**Task**
Skip the images. Copy the records exactly as written.

* Start Data *

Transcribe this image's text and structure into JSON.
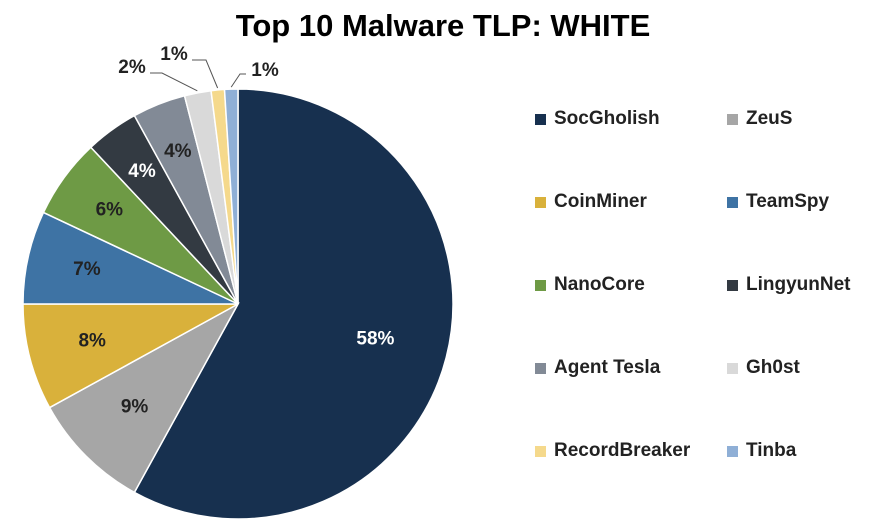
{
  "chart_data": {
    "type": "pie",
    "title": "Top 10 Malware TLP: WHITE",
    "legend_position": "right",
    "slices": [
      {
        "label": "SocGholish",
        "value": 58,
        "display": "58%",
        "color": "#17304F"
      },
      {
        "label": "ZeuS",
        "value": 9,
        "display": "9%",
        "color": "#A6A6A6"
      },
      {
        "label": "CoinMiner",
        "value": 8,
        "display": "8%",
        "color": "#D9B13B"
      },
      {
        "label": "TeamSpy",
        "value": 7,
        "display": "7%",
        "color": "#3E73A4"
      },
      {
        "label": "NanoCore",
        "value": 6,
        "display": "6%",
        "color": "#6E9A45"
      },
      {
        "label": "LingyunNet",
        "value": 4,
        "display": "4%",
        "color": "#333A42"
      },
      {
        "label": "Agent Tesla",
        "value": 4,
        "display": "4%",
        "color": "#828A96"
      },
      {
        "label": "Gh0st",
        "value": 2,
        "display": "2%",
        "color": "#D9D9D9"
      },
      {
        "label": "RecordBreaker",
        "value": 1,
        "display": "1%",
        "color": "#F5D98C"
      },
      {
        "label": "Tinba",
        "value": 1,
        "display": "1%",
        "color": "#8FAFD6"
      }
    ]
  }
}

* End Data *

**Expected answer**
Transcribe this image's text and structure into JSON.
{
  "chart_data": {
    "type": "pie",
    "title": "Top 10 Malware TLP: WHITE",
    "legend_position": "right",
    "slices": [
      {
        "label": "SocGholish",
        "value": 58,
        "display": "58%",
        "color": "#17304F"
      },
      {
        "label": "ZeuS",
        "value": 9,
        "display": "9%",
        "color": "#A6A6A6"
      },
      {
        "label": "CoinMiner",
        "value": 8,
        "display": "8%",
        "color": "#D9B13B"
      },
      {
        "label": "TeamSpy",
        "value": 7,
        "display": "7%",
        "color": "#3E73A4"
      },
      {
        "label": "NanoCore",
        "value": 6,
        "display": "6%",
        "color": "#6E9A45"
      },
      {
        "label": "LingyunNet",
        "value": 4,
        "display": "4%",
        "color": "#333A42"
      },
      {
        "label": "Agent Tesla",
        "value": 4,
        "display": "4%",
        "color": "#828A96"
      },
      {
        "label": "Gh0st",
        "value": 2,
        "display": "2%",
        "color": "#D9D9D9"
      },
      {
        "label": "RecordBreaker",
        "value": 1,
        "display": "1%",
        "color": "#F5D98C"
      },
      {
        "label": "Tinba",
        "value": 1,
        "display": "1%",
        "color": "#8FAFD6"
      }
    ]
  }
}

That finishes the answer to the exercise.